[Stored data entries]
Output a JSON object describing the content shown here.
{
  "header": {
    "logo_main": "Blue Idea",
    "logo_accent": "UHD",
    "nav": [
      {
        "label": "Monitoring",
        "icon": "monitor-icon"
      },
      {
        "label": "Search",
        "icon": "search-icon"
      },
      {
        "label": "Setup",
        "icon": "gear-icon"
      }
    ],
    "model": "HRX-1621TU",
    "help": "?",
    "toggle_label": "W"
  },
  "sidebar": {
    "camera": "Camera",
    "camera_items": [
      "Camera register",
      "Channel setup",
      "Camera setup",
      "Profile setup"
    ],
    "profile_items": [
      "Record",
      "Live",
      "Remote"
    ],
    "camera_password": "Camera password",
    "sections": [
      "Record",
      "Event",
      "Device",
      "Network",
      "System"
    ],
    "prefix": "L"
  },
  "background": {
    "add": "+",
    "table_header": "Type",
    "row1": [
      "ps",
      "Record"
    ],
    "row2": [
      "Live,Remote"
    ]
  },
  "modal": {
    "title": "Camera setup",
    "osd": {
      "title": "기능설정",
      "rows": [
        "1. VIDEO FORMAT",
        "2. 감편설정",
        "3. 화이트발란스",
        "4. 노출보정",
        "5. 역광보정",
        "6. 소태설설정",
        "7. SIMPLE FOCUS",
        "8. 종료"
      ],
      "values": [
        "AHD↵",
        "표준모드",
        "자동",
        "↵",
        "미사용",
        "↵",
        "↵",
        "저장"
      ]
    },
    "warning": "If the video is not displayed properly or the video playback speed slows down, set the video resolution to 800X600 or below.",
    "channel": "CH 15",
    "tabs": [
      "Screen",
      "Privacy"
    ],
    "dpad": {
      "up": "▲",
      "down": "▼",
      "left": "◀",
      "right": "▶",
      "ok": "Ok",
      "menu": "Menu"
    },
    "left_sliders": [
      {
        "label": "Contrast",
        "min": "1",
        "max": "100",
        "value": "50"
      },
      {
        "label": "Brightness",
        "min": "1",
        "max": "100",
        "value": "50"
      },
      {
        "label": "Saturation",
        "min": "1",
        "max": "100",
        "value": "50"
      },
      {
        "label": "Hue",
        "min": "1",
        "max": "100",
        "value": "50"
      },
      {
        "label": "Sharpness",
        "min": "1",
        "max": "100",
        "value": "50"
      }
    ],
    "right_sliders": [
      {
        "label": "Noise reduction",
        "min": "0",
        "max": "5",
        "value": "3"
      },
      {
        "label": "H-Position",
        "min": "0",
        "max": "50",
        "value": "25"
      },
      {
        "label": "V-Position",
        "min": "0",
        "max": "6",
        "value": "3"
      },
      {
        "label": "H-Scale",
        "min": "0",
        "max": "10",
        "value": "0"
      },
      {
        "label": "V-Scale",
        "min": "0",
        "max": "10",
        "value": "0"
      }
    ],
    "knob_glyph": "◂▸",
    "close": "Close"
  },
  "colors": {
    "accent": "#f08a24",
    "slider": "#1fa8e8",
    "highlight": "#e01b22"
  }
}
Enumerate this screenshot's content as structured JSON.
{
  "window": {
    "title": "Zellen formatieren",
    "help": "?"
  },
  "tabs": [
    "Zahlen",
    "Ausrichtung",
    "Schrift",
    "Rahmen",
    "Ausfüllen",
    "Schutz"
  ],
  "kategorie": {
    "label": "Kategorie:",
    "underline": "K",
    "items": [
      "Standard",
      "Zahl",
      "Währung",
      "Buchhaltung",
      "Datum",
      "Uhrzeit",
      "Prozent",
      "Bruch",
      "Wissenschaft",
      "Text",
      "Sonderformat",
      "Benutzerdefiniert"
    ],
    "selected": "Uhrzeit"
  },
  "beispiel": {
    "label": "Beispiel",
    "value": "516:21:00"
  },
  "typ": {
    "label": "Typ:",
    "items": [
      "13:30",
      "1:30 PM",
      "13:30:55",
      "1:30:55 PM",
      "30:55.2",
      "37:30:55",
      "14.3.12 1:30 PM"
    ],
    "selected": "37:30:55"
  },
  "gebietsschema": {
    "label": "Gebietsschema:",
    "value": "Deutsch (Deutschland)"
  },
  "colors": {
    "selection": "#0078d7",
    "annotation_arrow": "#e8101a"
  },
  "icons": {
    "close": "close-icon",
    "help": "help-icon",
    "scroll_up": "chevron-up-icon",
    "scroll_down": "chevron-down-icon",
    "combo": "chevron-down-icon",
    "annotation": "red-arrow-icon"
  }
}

**GIVEN PROBLEM**
Beginning at the line that contains "Enumerate this screenshot's", retype each line of the listing up to and including the last one, exactly as it stands, and nothing else.

**TASK SOLUTION**
Enumerate this screenshot's content as structured JSON.
{
  "window": {
    "title": "Zellen formatieren",
    "help": "?"
  },
  "tabs": [
    "Zahlen",
    "Ausrichtung",
    "Schrift",
    "Rahmen",
    "Ausfüllen",
    "Schutz"
  ],
  "kategorie": {
    "label": "Kategorie:",
    "underline": "K",
    "items": [
      "Standard",
      "Zahl",
      "Währung",
      "Buchhaltung",
      "Datum",
      "Uhrzeit",
      "Prozent",
      "Bruch",
      "Wissenschaft",
      "Text",
      "Sonderformat",
      "Benutzerdefiniert"
    ],
    "selected": "Uhrzeit"
  },
  "beispiel": {
    "label": "Beispiel",
    "value": "516:21:00"
  },
  "typ": {
    "label": "Typ:",
    "items": [
      "13:30",
      "1:30 PM",
      "13:30:55",
      "1:30:55 PM",
      "30:55.2",
      "37:30:55",
      "14.3.12 1:30 PM"
    ],
    "selected": "37:30:55"
  },
  "gebietsschema": {
    "label": "Gebietsschema:",
    "value": "Deutsch (Deutschland)"
  },
  "colors": {
    "selection": "#0078d7",
    "annotation_arrow": "#e8101a"
  },
  "icons": {
    "close": "close-icon",
    "help": "help-icon",
    "scroll_up": "chevron-up-icon",
    "scroll_down": "chevron-down-icon",
    "combo": "chevron-down-icon",
    "annotation": "red-arrow-icon"
  }
}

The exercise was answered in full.